**Written problem**
Look through the material and copy each line holding "Service".

(Figure data in JSON)

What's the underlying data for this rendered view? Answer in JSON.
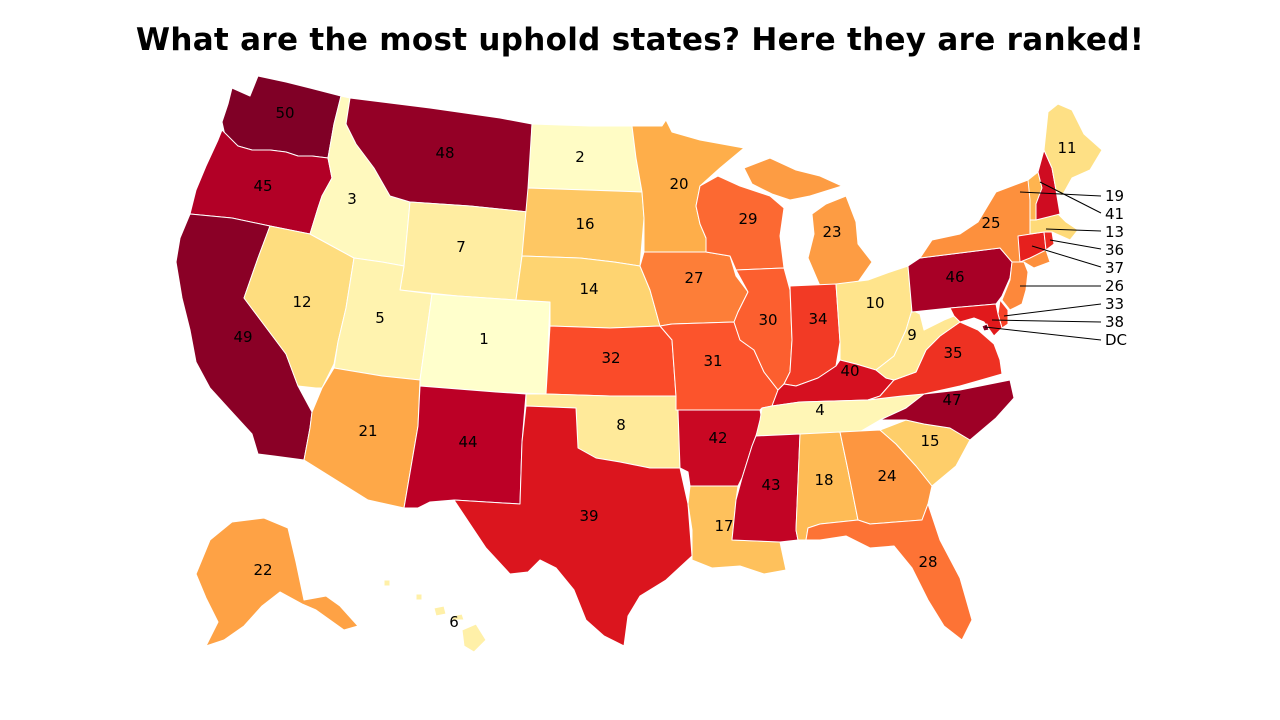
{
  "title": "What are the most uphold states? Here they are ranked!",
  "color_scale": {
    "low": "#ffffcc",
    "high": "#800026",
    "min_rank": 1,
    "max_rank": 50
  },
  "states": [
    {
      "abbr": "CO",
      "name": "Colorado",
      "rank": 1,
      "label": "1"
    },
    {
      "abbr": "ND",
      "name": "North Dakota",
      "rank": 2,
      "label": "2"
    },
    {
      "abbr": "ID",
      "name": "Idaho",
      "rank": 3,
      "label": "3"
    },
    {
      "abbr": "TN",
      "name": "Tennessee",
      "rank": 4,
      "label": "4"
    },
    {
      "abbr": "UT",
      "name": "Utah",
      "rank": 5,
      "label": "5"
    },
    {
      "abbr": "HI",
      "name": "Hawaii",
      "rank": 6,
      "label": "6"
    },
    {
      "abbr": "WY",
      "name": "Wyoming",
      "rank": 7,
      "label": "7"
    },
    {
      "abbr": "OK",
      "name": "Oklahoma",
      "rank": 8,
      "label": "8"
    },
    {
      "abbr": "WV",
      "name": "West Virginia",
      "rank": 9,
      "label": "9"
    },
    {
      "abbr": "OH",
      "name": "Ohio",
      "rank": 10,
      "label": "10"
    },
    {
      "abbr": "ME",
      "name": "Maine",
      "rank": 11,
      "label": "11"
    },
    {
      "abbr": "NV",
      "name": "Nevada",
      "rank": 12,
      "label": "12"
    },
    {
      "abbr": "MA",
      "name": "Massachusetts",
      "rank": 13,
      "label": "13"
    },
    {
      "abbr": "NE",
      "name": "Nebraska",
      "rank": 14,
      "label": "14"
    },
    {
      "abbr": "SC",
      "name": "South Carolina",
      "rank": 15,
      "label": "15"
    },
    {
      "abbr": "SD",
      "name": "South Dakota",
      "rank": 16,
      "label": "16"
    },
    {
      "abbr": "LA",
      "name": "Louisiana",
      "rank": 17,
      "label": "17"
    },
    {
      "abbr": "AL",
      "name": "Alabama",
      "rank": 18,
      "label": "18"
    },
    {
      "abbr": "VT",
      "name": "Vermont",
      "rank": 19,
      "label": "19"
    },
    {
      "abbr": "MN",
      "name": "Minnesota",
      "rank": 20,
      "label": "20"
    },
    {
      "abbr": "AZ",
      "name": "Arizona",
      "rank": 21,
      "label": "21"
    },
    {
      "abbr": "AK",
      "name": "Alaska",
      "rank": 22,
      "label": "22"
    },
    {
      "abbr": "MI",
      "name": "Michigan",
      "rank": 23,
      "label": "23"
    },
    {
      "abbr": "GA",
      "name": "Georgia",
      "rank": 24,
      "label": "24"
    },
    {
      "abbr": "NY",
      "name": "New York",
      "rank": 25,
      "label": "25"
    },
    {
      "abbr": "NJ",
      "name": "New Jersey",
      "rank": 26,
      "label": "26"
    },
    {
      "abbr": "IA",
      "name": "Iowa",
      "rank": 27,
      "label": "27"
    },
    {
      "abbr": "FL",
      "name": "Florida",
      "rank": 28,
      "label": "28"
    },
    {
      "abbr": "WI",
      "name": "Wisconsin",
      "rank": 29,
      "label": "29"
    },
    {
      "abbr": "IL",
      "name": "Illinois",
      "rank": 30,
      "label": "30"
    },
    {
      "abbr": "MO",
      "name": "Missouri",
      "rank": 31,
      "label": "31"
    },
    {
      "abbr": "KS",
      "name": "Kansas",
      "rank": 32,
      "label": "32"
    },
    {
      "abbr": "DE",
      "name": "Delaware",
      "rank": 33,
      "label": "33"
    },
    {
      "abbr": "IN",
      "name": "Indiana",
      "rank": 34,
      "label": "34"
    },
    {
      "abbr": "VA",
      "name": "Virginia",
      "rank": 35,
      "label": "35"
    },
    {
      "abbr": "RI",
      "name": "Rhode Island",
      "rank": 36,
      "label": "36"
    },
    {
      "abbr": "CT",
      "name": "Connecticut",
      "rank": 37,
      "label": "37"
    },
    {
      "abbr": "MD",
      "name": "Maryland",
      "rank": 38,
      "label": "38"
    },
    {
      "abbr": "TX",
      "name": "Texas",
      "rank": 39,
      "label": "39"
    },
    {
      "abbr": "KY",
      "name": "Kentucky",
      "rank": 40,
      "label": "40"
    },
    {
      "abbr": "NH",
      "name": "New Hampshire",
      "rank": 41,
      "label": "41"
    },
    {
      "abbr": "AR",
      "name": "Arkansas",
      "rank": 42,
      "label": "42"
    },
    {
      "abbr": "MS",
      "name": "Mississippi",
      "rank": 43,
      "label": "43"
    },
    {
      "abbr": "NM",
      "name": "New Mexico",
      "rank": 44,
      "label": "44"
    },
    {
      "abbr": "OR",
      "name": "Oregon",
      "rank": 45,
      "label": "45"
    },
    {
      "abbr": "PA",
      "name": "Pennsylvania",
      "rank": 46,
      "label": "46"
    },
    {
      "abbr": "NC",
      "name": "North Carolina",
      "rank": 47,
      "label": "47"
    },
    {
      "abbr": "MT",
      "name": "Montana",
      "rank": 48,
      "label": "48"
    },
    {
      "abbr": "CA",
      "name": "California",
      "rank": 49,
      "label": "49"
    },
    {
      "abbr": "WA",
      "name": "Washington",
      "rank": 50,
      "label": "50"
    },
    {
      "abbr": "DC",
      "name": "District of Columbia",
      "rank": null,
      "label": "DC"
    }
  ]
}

---

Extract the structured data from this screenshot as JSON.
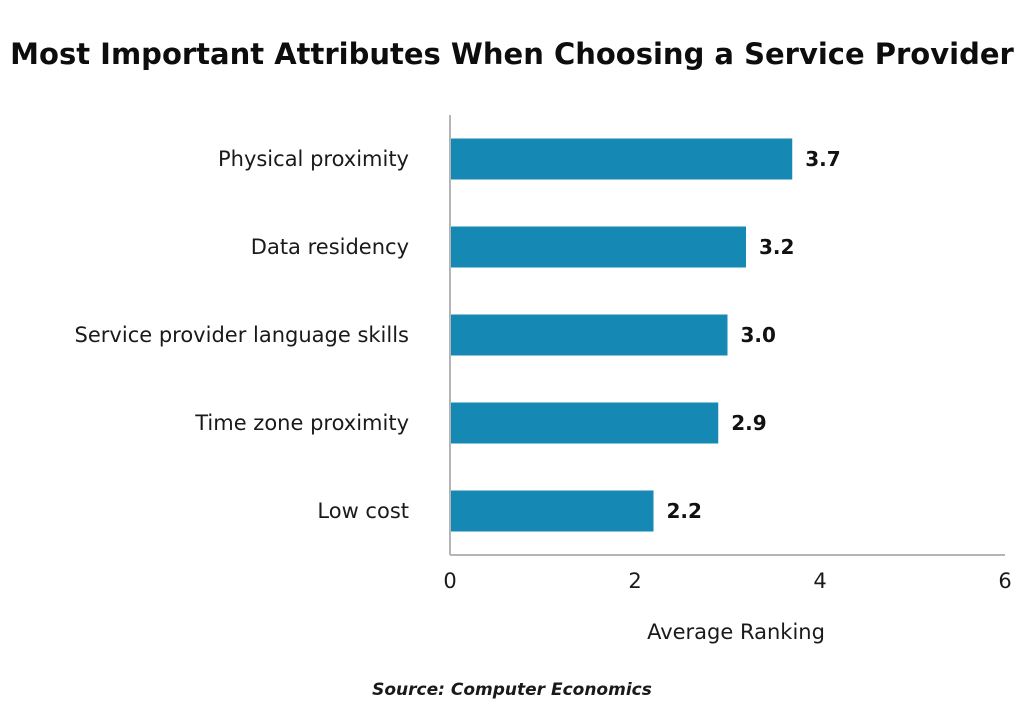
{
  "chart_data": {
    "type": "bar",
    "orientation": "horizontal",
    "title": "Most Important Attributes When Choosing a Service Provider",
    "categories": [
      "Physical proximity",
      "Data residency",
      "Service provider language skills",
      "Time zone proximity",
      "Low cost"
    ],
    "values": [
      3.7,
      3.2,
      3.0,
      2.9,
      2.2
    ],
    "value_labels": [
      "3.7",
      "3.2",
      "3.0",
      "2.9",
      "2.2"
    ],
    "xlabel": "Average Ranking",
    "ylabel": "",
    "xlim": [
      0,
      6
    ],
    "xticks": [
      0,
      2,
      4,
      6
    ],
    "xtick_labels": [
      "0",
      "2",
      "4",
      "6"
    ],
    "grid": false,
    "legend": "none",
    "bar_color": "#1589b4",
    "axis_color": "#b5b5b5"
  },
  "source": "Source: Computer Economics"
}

**Output for this task**
    "title": "Most Important Attributes When Choosing a Service Provider",
      "Service provider language skills",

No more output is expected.